** Task prompt **
Repeat every line below exactly, word for word.

--*--

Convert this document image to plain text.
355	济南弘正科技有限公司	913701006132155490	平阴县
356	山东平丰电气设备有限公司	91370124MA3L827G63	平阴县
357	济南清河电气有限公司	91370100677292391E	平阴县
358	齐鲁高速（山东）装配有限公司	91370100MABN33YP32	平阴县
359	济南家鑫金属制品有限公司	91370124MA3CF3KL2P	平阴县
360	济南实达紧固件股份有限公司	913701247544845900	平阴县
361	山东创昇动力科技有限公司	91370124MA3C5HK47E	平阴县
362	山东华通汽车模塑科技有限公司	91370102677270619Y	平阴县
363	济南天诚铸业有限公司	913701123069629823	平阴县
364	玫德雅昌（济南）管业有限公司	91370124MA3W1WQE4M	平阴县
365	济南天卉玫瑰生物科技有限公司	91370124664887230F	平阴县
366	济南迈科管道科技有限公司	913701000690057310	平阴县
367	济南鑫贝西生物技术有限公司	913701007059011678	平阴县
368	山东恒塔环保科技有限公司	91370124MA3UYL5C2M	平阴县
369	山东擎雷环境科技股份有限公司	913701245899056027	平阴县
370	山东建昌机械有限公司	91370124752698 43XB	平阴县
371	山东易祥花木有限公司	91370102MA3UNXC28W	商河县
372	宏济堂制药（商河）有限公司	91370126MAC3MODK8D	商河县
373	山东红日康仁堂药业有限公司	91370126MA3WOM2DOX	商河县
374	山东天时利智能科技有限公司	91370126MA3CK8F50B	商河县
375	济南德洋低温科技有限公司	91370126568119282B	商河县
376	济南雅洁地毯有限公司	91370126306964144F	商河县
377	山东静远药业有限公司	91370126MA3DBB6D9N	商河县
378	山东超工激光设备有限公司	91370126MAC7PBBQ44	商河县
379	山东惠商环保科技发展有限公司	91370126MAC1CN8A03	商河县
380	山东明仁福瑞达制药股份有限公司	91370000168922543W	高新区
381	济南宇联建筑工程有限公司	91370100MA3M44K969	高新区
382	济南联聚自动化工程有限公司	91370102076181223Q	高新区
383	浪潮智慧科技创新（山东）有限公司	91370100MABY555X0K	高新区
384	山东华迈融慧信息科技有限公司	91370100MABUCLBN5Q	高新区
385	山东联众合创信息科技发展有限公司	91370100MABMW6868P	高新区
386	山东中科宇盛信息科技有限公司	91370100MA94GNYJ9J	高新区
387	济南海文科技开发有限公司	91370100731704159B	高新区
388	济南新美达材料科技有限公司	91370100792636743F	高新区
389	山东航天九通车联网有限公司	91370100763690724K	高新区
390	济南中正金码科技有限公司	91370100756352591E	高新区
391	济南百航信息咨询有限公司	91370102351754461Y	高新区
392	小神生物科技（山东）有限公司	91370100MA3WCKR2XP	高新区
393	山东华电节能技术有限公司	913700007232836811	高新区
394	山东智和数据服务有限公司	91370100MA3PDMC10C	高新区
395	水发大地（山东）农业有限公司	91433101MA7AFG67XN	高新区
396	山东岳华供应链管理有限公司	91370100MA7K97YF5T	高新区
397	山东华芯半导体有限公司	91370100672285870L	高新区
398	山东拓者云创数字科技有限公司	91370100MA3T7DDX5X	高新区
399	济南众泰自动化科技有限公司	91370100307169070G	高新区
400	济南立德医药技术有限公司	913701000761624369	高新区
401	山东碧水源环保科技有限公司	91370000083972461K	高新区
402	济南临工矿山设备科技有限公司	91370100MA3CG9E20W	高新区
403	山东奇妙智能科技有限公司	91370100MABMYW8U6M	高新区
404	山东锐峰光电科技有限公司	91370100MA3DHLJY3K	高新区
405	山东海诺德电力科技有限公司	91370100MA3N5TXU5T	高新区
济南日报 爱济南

--*--

** Answer to this problem **
Convert this document image to plain text.
355	济南弘正科技有限公司	913701006132155490	平阴县
356	山东平丰电气设备有限公司	91370124MA3L827G63	平阴县
357	济南清河电气有限公司	91370100677292391E	平阴县
358	齐鲁高速（山东）装配有限公司	91370100MABN33YP32	平阴县
359	济南家鑫金属制品有限公司	91370124MA3CF3KL2P	平阴县
360	济南实达紧固件股份有限公司	913701247544845900	平阴县
361	山东创昇动力科技有限公司	91370124MA3C5HK47E	平阴县
362	山东华通汽车模塑科技有限公司	91370102677270619Y	平阴县
363	济南天诚铸业有限公司	913701123069629823	平阴县
364	玫德雅昌（济南）管业有限公司	91370124MA3W1WQE4M	平阴县
365	济南天卉玫瑰生物科技有限公司	91370124664887230F	平阴县
366	济南迈科管道科技有限公司	913701000690057310	平阴县
367	济南鑫贝西生物技术有限公司	913701007059011678	平阴县
368	山东恒塔环保科技有限公司	91370124MA3UYL5C2M	平阴县
369	山东擎雷环境科技股份有限公司	913701245899056027	平阴县
370	山东建昌机械有限公司	91370124752698 43XB	平阴县
371	山东易祥花木有限公司	91370102MA3UNXC28W	商河县
372	宏济堂制药（商河）有限公司	91370126MAC3MODK8D	商河县
373	山东红日康仁堂药业有限公司	91370126MA3WOM2DOX	商河县
374	山东天时利智能科技有限公司	91370126MA3CK8F50B	商河县
375	济南德洋低温科技有限公司	91370126568119282B	商河县
376	济南雅洁地毯有限公司	91370126306964144F	商河县
377	山东静远药业有限公司	91370126MA3DBB6D9N	商河县
378	山东超工激光设备有限公司	91370126MAC7PBBQ44	商河县
379	山东惠商环保科技发展有限公司	91370126MAC1CN8A03	商河县
380	山东明仁福瑞达制药股份有限公司	91370000168922543W	高新区
381	济南宇联建筑工程有限公司	91370100MA3M44K969	高新区
382	济南联聚自动化工程有限公司	91370102076181223Q	高新区
383	浪潮智慧科技创新（山东）有限公司	91370100MABY555X0K	高新区
384	山东华迈融慧信息科技有限公司	91370100MABUCLBN5Q	高新区
385	山东联众合创信息科技发展有限公司	91370100MABMW6868P	高新区
386	山东中科宇盛信息科技有限公司	91370100MA94GNYJ9J	高新区
387	济南海文科技开发有限公司	91370100731704159B	高新区
388	济南新美达材料科技有限公司	91370100792636743F	高新区
389	山东航天九通车联网有限公司	91370100763690724K	高新区
390	济南中正金码科技有限公司	91370100756352591E	高新区
391	济南百航信息咨询有限公司	91370102351754461Y	高新区
392	小神生物科技（山东）有限公司	91370100MA3WCKR2XP	高新区
393	山东华电节能技术有限公司	913700007232836811	高新区
394	山东智和数据服务有限公司	91370100MA3PDMC10C	高新区
395	水发大地（山东）农业有限公司	91433101MA7AFG67XN	高新区
396	山东岳华供应链管理有限公司	91370100MA7K97YF5T	高新区
397	山东华芯半导体有限公司	91370100672285870L	高新区
398	山东拓者云创数字科技有限公司	91370100MA3T7DDX5X	高新区
399	济南众泰自动化科技有限公司	91370100307169070G	高新区
400	济南立德医药技术有限公司	913701000761624369	高新区
401	山东碧水源环保科技有限公司	91370000083972461K	高新区
402	济南临工矿山设备科技有限公司	91370100MA3CG9E20W	高新区
403	山东奇妙智能科技有限公司	91370100MABMYW8U6M	高新区
404	山东锐峰光电科技有限公司	91370100MA3DHLJY3K	高新区
405	山东海诺德电力科技有限公司	91370100MA3N5TXU5T	高新区
济南日报 爱济南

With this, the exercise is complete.